GOAL =>
Keep the wording of each record exactly the same when you repeat it, and leave out pictures.

————————

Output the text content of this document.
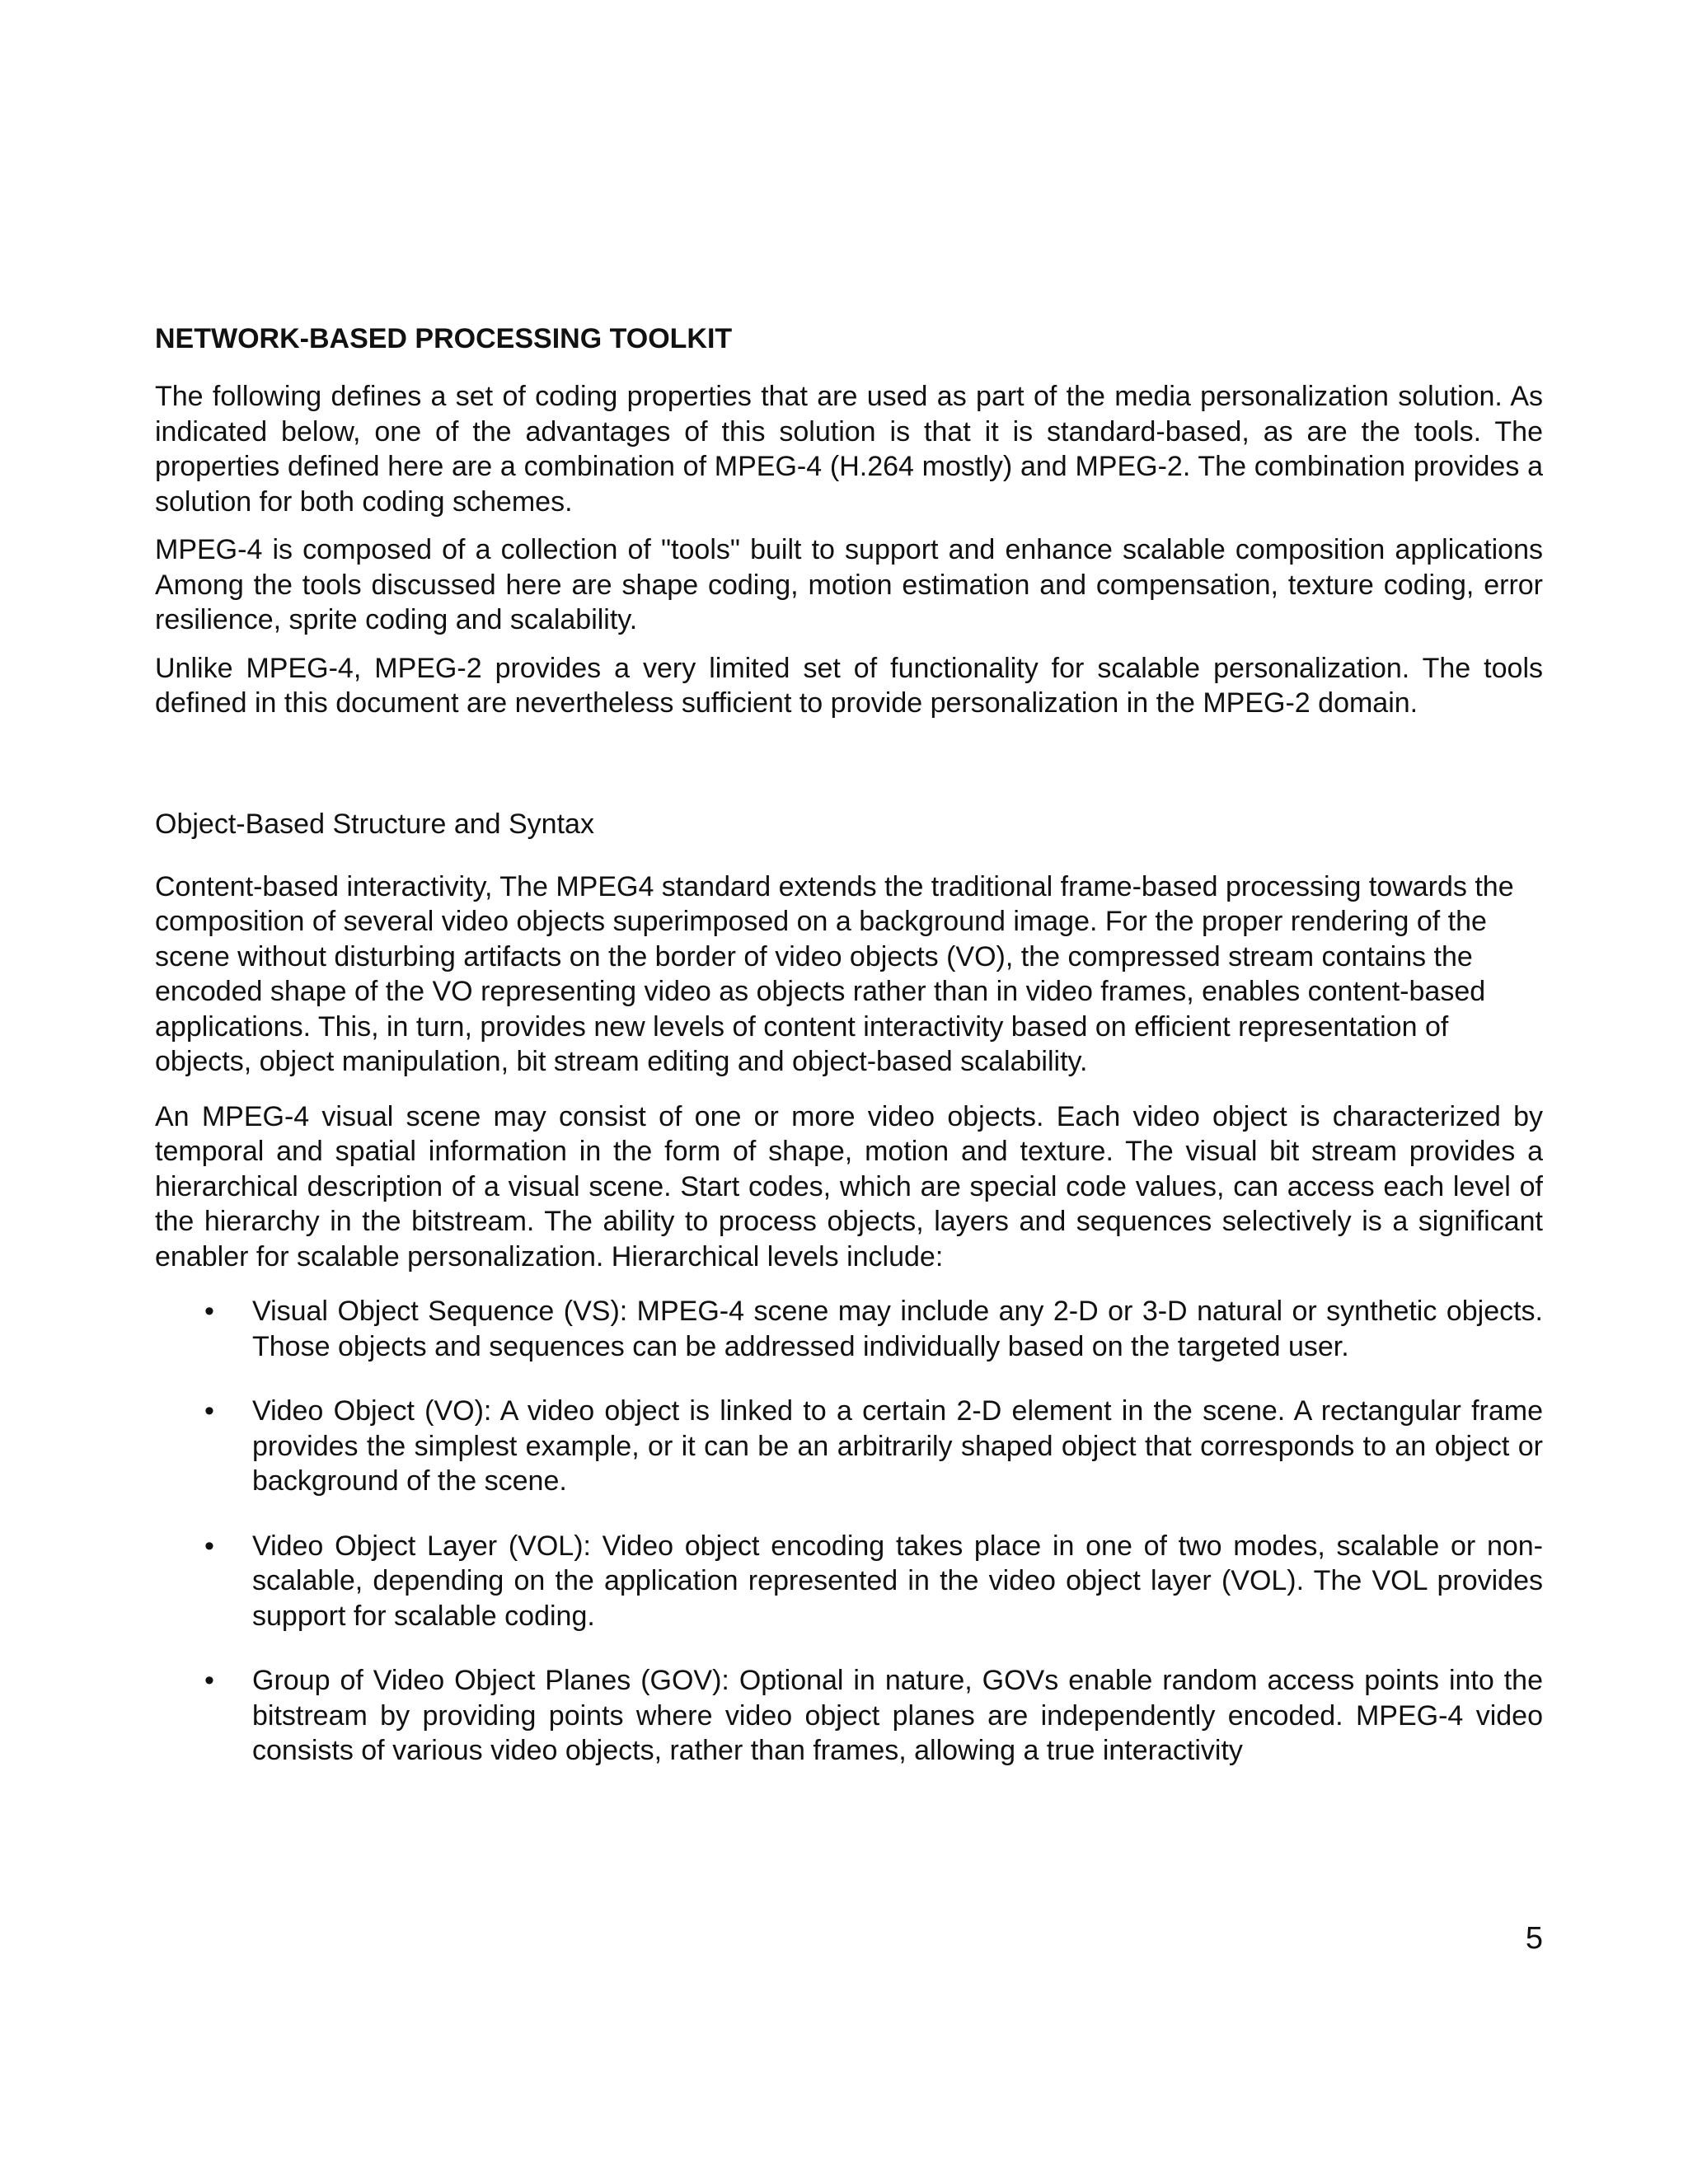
NETWORK-BASED PROCESSING TOOLKIT

The following defines a set of coding properties that are used as part of the media personalization solution. As indicated below, one of the advantages of this solution is that it is standard-based, as are the tools. The properties defined here are a combination of MPEG-4 (H.264 mostly) and MPEG-2. The combination provides a solution for both coding schemes.

MPEG-4 is composed of a collection of "tools" built to support and enhance scalable composition applications Among the tools discussed here are shape coding, motion estimation and compensation, texture coding, error resilience, sprite coding and scalability.

Unlike MPEG-4, MPEG-2 provides a very limited set of functionality for scalable personalization. The tools defined in this document are nevertheless sufficient to provide personalization in the MPEG-2 domain.

Object-Based Structure and Syntax

Content-based interactivity, The MPEG4 standard extends the traditional frame-based processing towards the composition of several video objects superimposed on a background image. For the proper rendering of the scene without disturbing artifacts on the border of video objects (VO), the compressed stream contains the encoded shape of the VO representing video as objects rather than in video frames, enables content-based applications. This, in turn, provides new levels of content interactivity based on efficient representation of objects, object manipulation, bit stream editing and object-based scalability.

An MPEG-4 visual scene may consist of one or more video objects. Each video object is characterized by temporal and spatial information in the form of shape, motion and texture. The visual bit stream provides a hierarchical description of a visual scene. Start codes, which are special code values, can access each level of the hierarchy in the bitstream. The ability to process objects, layers and sequences selectively is a significant enabler for scalable personalization. Hierarchical levels include:

• Visual Object Sequence (VS): MPEG-4 scene may include any 2-D or 3-D natural or synthetic objects. Those objects and sequences can be addressed individually based on the targeted user.
• Video Object (VO): A video object is linked to a certain 2-D element in the scene. A rectangular frame provides the simplest example, or it can be an arbitrarily shaped object that corresponds to an object or background of the scene.
• Video Object Layer (VOL): Video object encoding takes place in one of two modes, scalable or non-scalable, depending on the application represented in the video object layer (VOL). The VOL provides support for scalable coding.
• Group of Video Object Planes (GOV): Optional in nature, GOVs enable random access points into the bitstream by providing points where video object planes are independently encoded. MPEG-4 video consists of various video objects, rather than frames, allowing a true interactivity
5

————————

EXERCISE SOLUTION =>
Output the text content of this document.
NETWORK-BASED PROCESSING TOOLKIT

The following defines a set of coding properties that are used as part of the media personalization solution. As indicated below, one of the advantages of this solution is that it is standard-based, as are the tools. The properties defined here are a combination of MPEG-4 (H.264 mostly) and MPEG-2. The combination provides a solution for both coding schemes.

MPEG-4 is composed of a collection of "tools" built to support and enhance scalable composition applications Among the tools discussed here are shape coding, motion estimation and compensation, texture coding, error resilience, sprite coding and scalability.

Unlike MPEG-4, MPEG-2 provides a very limited set of functionality for scalable personalization. The tools defined in this document are nevertheless sufficient to provide personalization in the MPEG-2 domain.

Object-Based Structure and Syntax

Content-based interactivity, The MPEG4 standard extends the traditional frame-based processing towards the composition of several video objects superimposed on a background image. For the proper rendering of the scene without disturbing artifacts on the border of video objects (VO), the compressed stream contains the encoded shape of the VO representing video as objects rather than in video frames, enables content-based applications. This, in turn, provides new levels of content interactivity based on efficient representation of objects, object manipulation, bit stream editing and object-based scalability.

An MPEG-4 visual scene may consist of one or more video objects. Each video object is characterized by temporal and spatial information in the form of shape, motion and texture. The visual bit stream provides a hierarchical description of a visual scene. Start codes, which are special code values, can access each level of the hierarchy in the bitstream. The ability to process objects, layers and sequences selectively is a significant enabler for scalable personalization. Hierarchical levels include:

• Visual Object Sequence (VS): MPEG-4 scene may include any 2-D or 3-D natural or synthetic objects. Those objects and sequences can be addressed individually based on the targeted user.
• Video Object (VO): A video object is linked to a certain 2-D element in the scene. A rectangular frame provides the simplest example, or it can be an arbitrarily shaped object that corresponds to an object or background of the scene.
• Video Object Layer (VOL): Video object encoding takes place in one of two modes, scalable or non-scalable, depending on the application represented in the video object layer (VOL). The VOL provides support for scalable coding.
• Group of Video Object Planes (GOV): Optional in nature, GOVs enable random access points into the bitstream by providing points where video object planes are independently encoded. MPEG-4 video consists of various video objects, rather than frames, allowing a true interactivity
5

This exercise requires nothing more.